下の抜粋について、次の問いに答えよ。
(a) 打首獄門同好会は今年で結成何年目か。
(b) 筋少のライブにはどんな文化がないか。
(c) 筆者が初めて筋少のライブに行った会場はどこか。

#### 抜粋:
++++++
対して打首獄門同好会は、今年で結成14年目という中堅バンドだ。一体どんなライブになるのだろうか。わたしには妄想は出来ても想像は出来なかった。

また、邦ロックと呼ばれるジャンルの暴れん坊さんたちは、フロアで激しいモッシュやダイブを繰り広げるのだが、一方の筋少はというとダイブという文化はない。わたしが初めて筋少のライブに行ったのは、再結成してすぐ、今は無き横浜BLITZであったが、その時は、ライブTシャツにタオルというスタンダードな姿の人々の群れの中に、背中に『南無阿弥陀仏』と書かれた特攻服姿の人や、ロックライブだというのにロリータ服に身を包んだ女の子や、スタンディングフロアでスタート待ちをしているときのわずかな灯りで文庫本を読む男性など、それはもう様々な人たちが散らばっていて、非常に驚いた記憶がある。
++++++
#### 提供データ:
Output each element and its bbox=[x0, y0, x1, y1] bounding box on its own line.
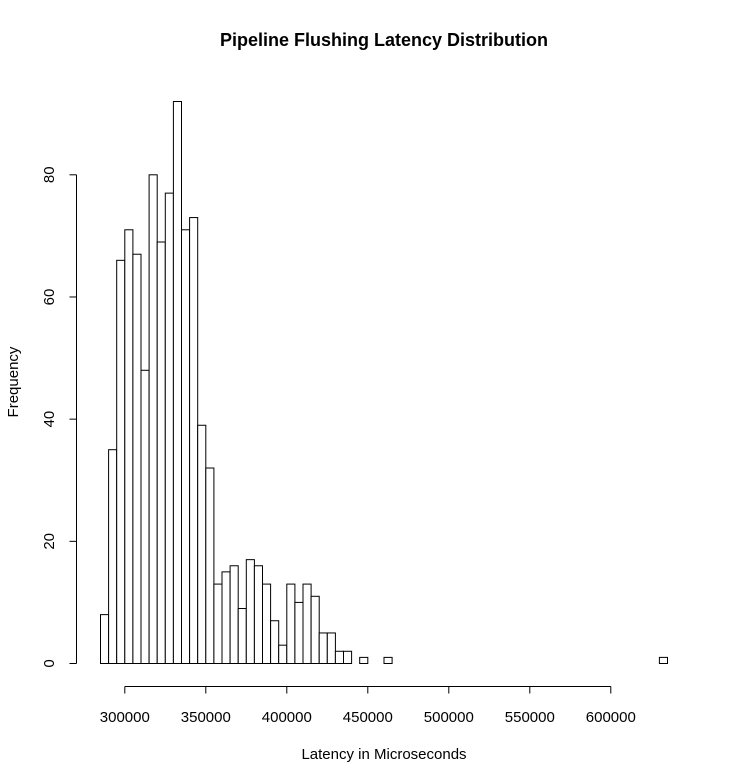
histogram-bar bbox=[197, 424, 207, 665]
histogram-bar bbox=[318, 632, 328, 665]
histogram-bar bbox=[108, 449, 118, 665]
histogram-bar bbox=[245, 559, 255, 665]
chart-title: Pipeline Flushing Latency Distribution bbox=[220, 30, 548, 50]
histogram-bar bbox=[229, 565, 239, 665]
histogram-bar bbox=[310, 595, 320, 664]
histogram-bar bbox=[100, 614, 110, 665]
histogram-bar bbox=[253, 565, 263, 665]
y-tick-label: 40 bbox=[41, 411, 58, 428]
y-tick-label: 0 bbox=[41, 659, 58, 667]
x-tick-label: 600000 bbox=[586, 709, 636, 726]
histogram-bar bbox=[140, 369, 150, 664]
y-tick-label: 80 bbox=[41, 166, 58, 183]
histogram-bar bbox=[359, 656, 369, 665]
histogram-bar bbox=[164, 192, 174, 664]
x-axis: 300000 350000 400000 450000 500000 550000 6000… bbox=[100, 686, 636, 726]
x-tick-label: 450000 bbox=[343, 709, 393, 726]
histogram-bar bbox=[383, 656, 393, 665]
histogram-bar bbox=[326, 632, 336, 665]
histogram-bar bbox=[294, 601, 304, 664]
histogram-bar bbox=[172, 101, 182, 664]
histogram-bar bbox=[181, 229, 191, 664]
histogram-bar bbox=[278, 644, 288, 664]
histogram-bar bbox=[189, 217, 199, 664]
histogram-bar bbox=[237, 608, 247, 665]
histogram-bar bbox=[124, 229, 134, 664]
histogram-bar bbox=[132, 253, 142, 664]
histogram-bar bbox=[334, 650, 344, 665]
histogram-bar bbox=[156, 241, 166, 664]
histogram-bar bbox=[213, 583, 223, 665]
y-tick-label: 20 bbox=[41, 533, 58, 550]
histogram-bar bbox=[116, 259, 126, 664]
histogram-bar bbox=[221, 571, 231, 664]
histogram-bar bbox=[270, 620, 280, 664]
x-tick-label: 300000 bbox=[100, 709, 150, 726]
x-tick-label: 500000 bbox=[424, 709, 474, 726]
x-tick-label: 550000 bbox=[505, 709, 555, 726]
histogram-bar bbox=[302, 583, 312, 665]
bars-group bbox=[100, 101, 669, 665]
y-axis: 0 20 40 60 80 bbox=[41, 166, 77, 668]
y-tick-label: 60 bbox=[41, 289, 58, 306]
x-tick-label: 350000 bbox=[181, 709, 231, 726]
histogram-bar bbox=[205, 467, 215, 664]
histogram-bar bbox=[343, 650, 353, 665]
histogram-bar bbox=[286, 583, 296, 665]
x-axis-label: Latency in Microseconds bbox=[301, 746, 466, 763]
histogram-bar bbox=[262, 583, 272, 665]
x-tick-label: 400000 bbox=[262, 709, 312, 726]
histogram-bar bbox=[148, 174, 158, 665]
y-axis-label: Frequency bbox=[5, 346, 22, 417]
histogram-bar bbox=[658, 656, 669, 665]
++++++
#### 解答:
(a) 14年目
(b) ダイブ
(c) 横浜BLITZ